(Stored records)
__________

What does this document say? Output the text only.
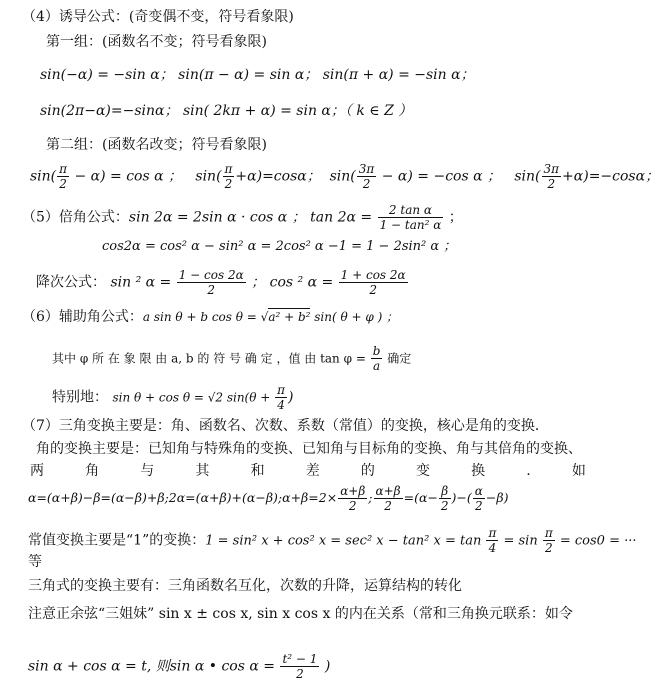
（4）诱导公式：(奇变偶不变，符号看象限)
第一组：(函数名不变；符号看象限)
sin(−α) = −sin α； sin(π − α) = sin α； sin(π + α) = −sin α；
sin(2π−α)=−sinα； sin( 2kπ + α) = sin α；（ k ∈ Z ）
第二组：(函数名改变；符号看象限)
$\sin( \frac{\pi}{2} - \alpha) = \cos \alpha$ ； $\sin( \frac{\pi}{2} +\alpha)=\cos\alpha$； $\sin( \frac{3\pi}{2} - \alpha) = -\cos$ α ； $\sin( \frac{3\pi}{2} +\alpha)=-\cos\alpha$；
（5）倍角公式：sin 2α = 2sin α · cos α ； $\tan 2\alpha = \frac{\text{2 tan α}}{\text{1 − tan² α}}$ ；
cos2α = cos² α − sin² α = 2cos² α −1 = 1 − 2sin² α ；
降次公式： sin ² $\alpha = \frac{1 - \cos 2\alpha}{2}$ ； cos ² $\alpha = \frac{1 + \cos 2\alpha}{2}$
（6）辅助角公式：a sin θ + b cos θ = √a² + b² sin( θ + φ ) ；
其中 φ 所 在 象 限 由 a, b 的 符 号 确 定 ，值 由 $\tan \varphi = \frac{b}{a}$ 确定
特别地： sin θ + cos θ = √2 $\sin(\theta + \frac{\pi}{4}$ )
（7）三角变换主要是：角、函数名、次数、系数（常值）的变换，核心是角的变换．
角的变换主要是：已知角与特殊角的变换、已知角与目标角的变换、角与其倍角的变换、
两	角	与	其	和	差	的	变	换	.	如
α=(α+β)−β=(α−β)+β;2α=(α+β)+(α−β);α+β=2× $\frac{\alpha+\beta}{2}$ ; $\frac{\alpha+\beta}{2} =(\alpha- \frac{\beta}{2}$ )−( $\frac{\alpha}{2} -\beta$)
常值变换主要是“1”的变换：1 = sin² x + cos² x = sec² x − tan² $x = \tan \frac{\pi}{4} = \sin \frac{\pi}{2} = \cos 0$ = ···
等
三角式的变换主要有：三角函数名互化，次数的升降，运算结构的转化
注意正余弦“三姐妹” sin x ± cos x, sin x cos x 的内在关系（常和三角换元联系：如令
sin α + cos α = t, 则sin α • $\cos \alpha = \frac{\text{t² − 1}}{2}$ )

__________

» What is needed
In the material above, find the lines that contain "alpha" and show them.

» Written solution
$\sin( \frac{\pi}{2} - \alpha) = \cos \alpha$ ； $\sin( \frac{\pi}{2} +\alpha)=\cos\alpha$； $\sin( \frac{3\pi}{2} - \alpha) = -\cos$ α ； $\sin( \frac{3\pi}{2} +\alpha)=-\cos\alpha$；
（5）倍角公式：sin 2α = 2sin α · cos α ； $\tan 2\alpha = \frac{\text{2 tan α}}{\text{1 − tan² α}}$ ；
降次公式： sin ² $\alpha = \frac{1 - \cos 2\alpha}{2}$ ； cos ² $\alpha = \frac{1 + \cos 2\alpha}{2}$
α=(α+β)−β=(α−β)+β;2α=(α+β)+(α−β);α+β=2× $\frac{\alpha+\beta}{2}$ ; $\frac{\alpha+\beta}{2} =(\alpha- \frac{\beta}{2}$ )−( $\frac{\alpha}{2} -\beta$)
sin α + cos α = t, 则sin α • $\cos \alpha = \frac{\text{t² − 1}}{2}$ )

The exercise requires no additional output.